→ Written problem: Which lines in the records below contain the word "Uzbekistan"? Copy each one out.

→ Data lines:
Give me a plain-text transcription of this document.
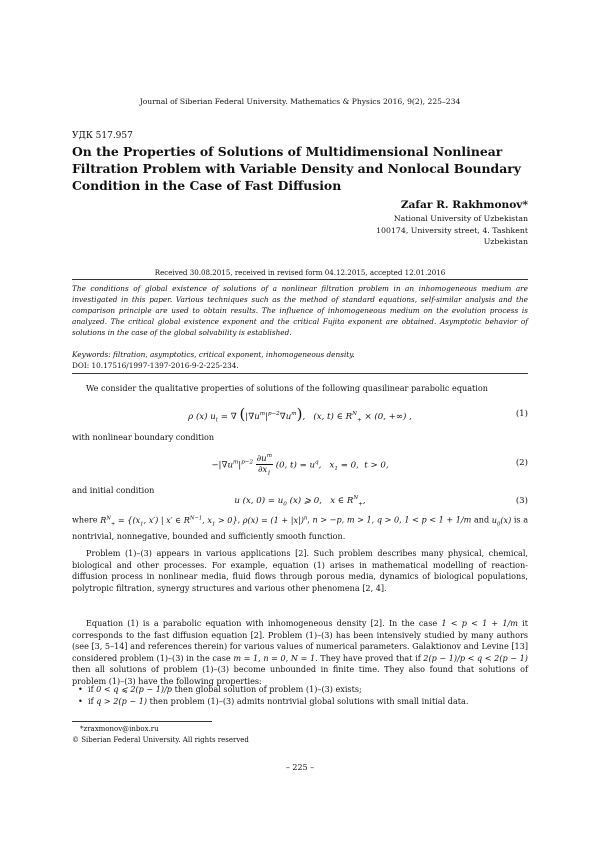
Journal of Siberian Federal University. Mathematics & Physics 2016, 9(2), 225–234
УДК 517.957
On the Properties of Solutions of Multidimensional Nonlinear Filtration Problem with Variable Density and Nonlocal Boundary Condition in the Case of Fast Diffusion
Zafar R. Rakhmonov*
National University of Uzbekistan
100174, University street, 4. Tashkent
Uzbekistan
Received 30.08.2015, received in revised form 04.12.2015, accepted 12.01.2016
The conditions of global existence of solutions of a nonlinear filtration problem in an inhomogeneous medium are investigated in this paper. Various techniques such as the method of standard equations, self-similar analysis and the comparison principle are used to obtain results. The influence of inhomogeneous medium on the evolution process is analyzed. The critical global existence exponent and the critical Fujita exponent are obtained. Asymptotic behavior of solutions in the case of the global solvability is established.
Keywords: filtration, asymptotics, critical exponent, inhomogeneous density.
DOI: 10.17516/1997-1397-2016-9-2-225-234.
We consider the qualitative properties of solutions of the following quasilinear parabolic equation
ρ (x) $u_t$ = ∇ $(|\nabla u^m|^{p-2}\nabla u^m)$,   (x, t) ∈ $R^N_+ \times (0$, +∞) ,	(1)
with nonlinear boundary condition
$-|\nabla u^m|^{p-2} \frac{\partial u^m}{\partial x_1} (0$, $t) = u^q$,   $x_1 = 0$,  t > 0,	(2)
and initial condition
u (x, $0) = u_0$ (x) ⩾ 0,   x ∈ $R^N_+$,	(3)
where $R^N_+ = \{(x_1$, x′) | x′ ∈ $R^{N-1}$, $x_1 > 0$}, $\rho(x) = (1 + |x|)^n$, n > −p, m > 1, q > 0, 1 < p < 1 + 1/m and $u_0(x)$ is a nontrivial, nonnegative, bounded and sufficiently smooth function.
Problem (1)–(3) appears in various applications [2]. Such problem describes many physical, chemical, biological and other processes. For example, equation (1) arises in mathematical modelling of reaction-diffusion process in nonlinear media, fluid flows through porous media, dynamics of biological populations, polytropic filtration, synergy structures and various other phenomena [2, 4].
Equation (1) is a parabolic equation with inhomogeneous density [2]. In the case 1 < p < 1 + 1/m it corresponds to the fast diffusion equation [2]. Problem (1)–(3) has been intensively studied by many authors (see [3, 5–14] and references therein) for various values of numerical parameters. Galaktionov and Levine [13] considered problem (1)–(3) in the case m = 1, n = 0, N = 1. They have proved that if 2(p − 1)/p < q < 2(p − 1) then all solutions of problem (1)–(3) become unbounded in finite time. They also found that solutions of problem (1)–(3) have the following properties:
• if 0 < q ⩽ 2(p − 1)/p then global solution of problem (1)–(3) exists;
• if q > 2(p − 1) then problem (1)–(3) admits nontrivial global solutions with small initial data.
*zraxmonov@inbox.ru
© Siberian Federal University. All rights reserved
– 225 –
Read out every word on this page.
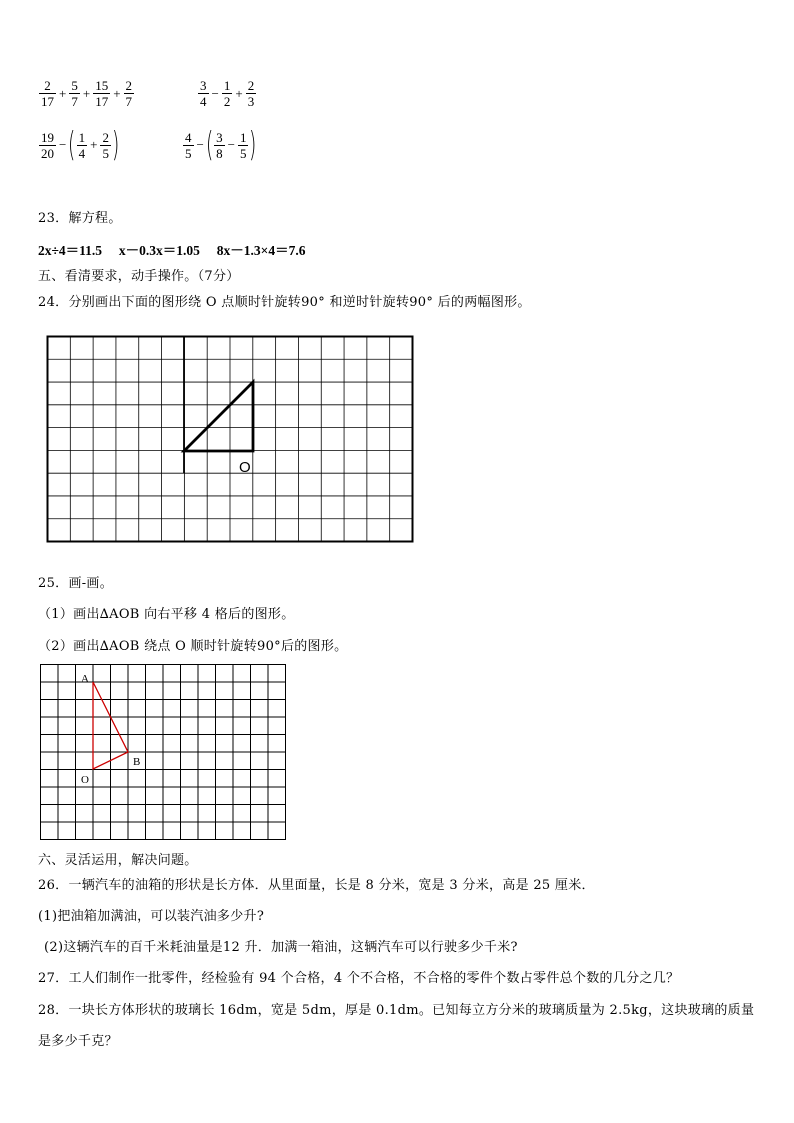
$\frac{2}{17} + \frac{5}{7} + \frac{15}{17} + \frac{2}{7}$	$\frac{3}{4} - \frac{1}{2} + \frac{2}{3}$
$\frac{19}{20}$ − ( $\frac{1}{4} + \frac{2}{5}$ )	$\frac{4}{5}$ − ( $\frac{3}{8} - \frac{1}{5}$ )
23．解方程。
2x÷4＝11.5     x－0.3x＝1.05     8x－1.3×4＝7.6
五、看清要求，动手操作。（7分）
24．分别画出下面的图形绕 O 点顺时针旋转90° 和逆时针旋转90° 后的两幅图形。
O
25．画-画。
（1）画出∆AOB 向右平移 4 格后的图形。
（2）画出∆AOB 绕点 O 顺时针旋转90°后的图形。
A
B
O
六、灵活运用，解决问题。
26．一辆汽车的油箱的形状是长方体．从里面量，长是 8 分米，宽是 3 分米，高是 25 厘米．
(1)把油箱加满油，可以装汽油多少升?
(2)这辆汽车的百千米耗油量是12 升．加满一箱油，这辆汽车可以行驶多少千米?
27．工人们制作一批零件，经检验有 94 个合格，4 个不合格，不合格的零件个数占零件总个数的几分之几？
28．一块长方体形状的玻璃长 16dm，宽是 5dm，厚是 0.1dm。已知每立方分米的玻璃质量为 2.5kg，这块玻璃的质量
是多少千克？
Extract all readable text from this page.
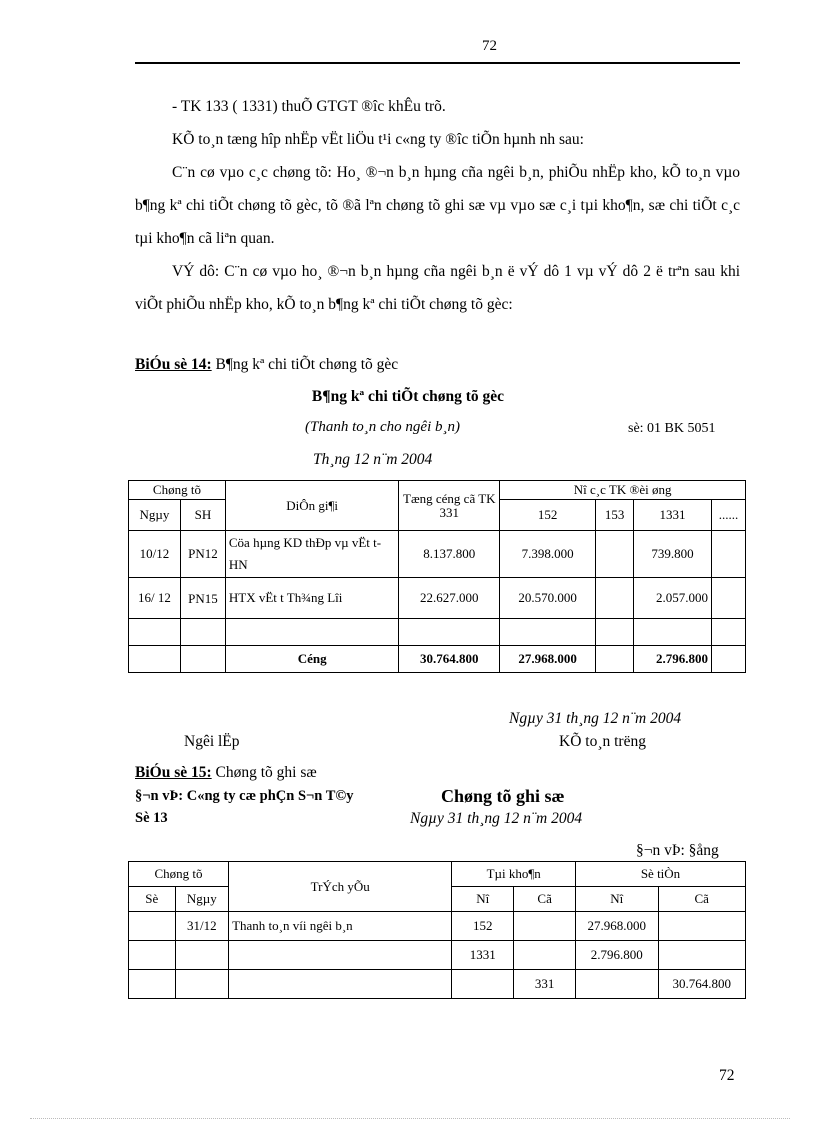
72
- TK 133 ( 1331) thuÕ GTGT ®îc khÊu trõ.
KÕ to¸n tæng hîp nhËp vËt liÖu t¹i c«ng ty ®îc tiÕn hµnh nh sau:
C¨n cø vµo c¸c chøng tõ: Ho¸ ®¬n b¸n hµng cña ngêi b¸n, phiÕu nhËp kho, kÕ to¸n vµo b¶ng kª chi tiÕt chøng tõ gèc, tõ ®ã lªn chøng tõ ghi sæ vµ vµo sæ c¸i tµi kho¶n, sæ chi tiÕt c¸c tµi kho¶n cã liªn quan.
VÝ dô: C¨n cø vµo ho¸ ®¬n b¸n hµng cña ngêi b¸n ë vÝ dô 1 vµ vÝ dô 2 ë trªn sau khi viÕt phiÕu nhËp kho, kÕ to¸n b¶ng kª chi tiÕt chøng tõ gèc:
BiÓu sè 14: B¶ng kª chi tiÕt chøng tõ gèc
B¶ng kª chi tiÕt chøng tõ gèc
(Thanh to¸n cho ngêi b¸n)	sè: 01 BK 5051
Th¸ng 12 n¨m 2004
Chøng tõ		DiÔn gi¶i	Tæng céng cã TK 331	Nî c¸c TK ®èi øng			
Ngµy	SH			152	153	1331	......
10/12	PN12	Cöa hµng KD thÐp vµ vËt t HN	8.137.800	7.398.000		739.800	
16/ 12	PN15	HTX vËt t Th¾ng Lîi	22.627.000	20.570.000		2.057.000	

		Céng	30.764.800	27.968.000		2.796.800	
Ngµy 31 th¸ng 12 n¨m 2004
Ngêi lËp	KÕ to¸n trëng
BiÓu sè 15: Chøng tõ ghi sæ
§¬n vÞ: C«ng ty cæ phÇn S¬n T©y	Chøng tõ ghi sæ
Sè 13	Ngµy 31 th¸ng 12 n¨m 2004
§¬n vÞ: §ång
Chøng tõ		TrÝch yÕu	Tµi kho¶n		Sè tiÒn	
Sè	Ngµy		Nî	Cã	Nî	Cã
	31/12	Thanh to¸n víi ngêi b¸n	152		27.968.000	
			1331		2.796.800	
				331		30.764.800
72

→ Complete output:
National University of Uzbekistan
Uzbekistan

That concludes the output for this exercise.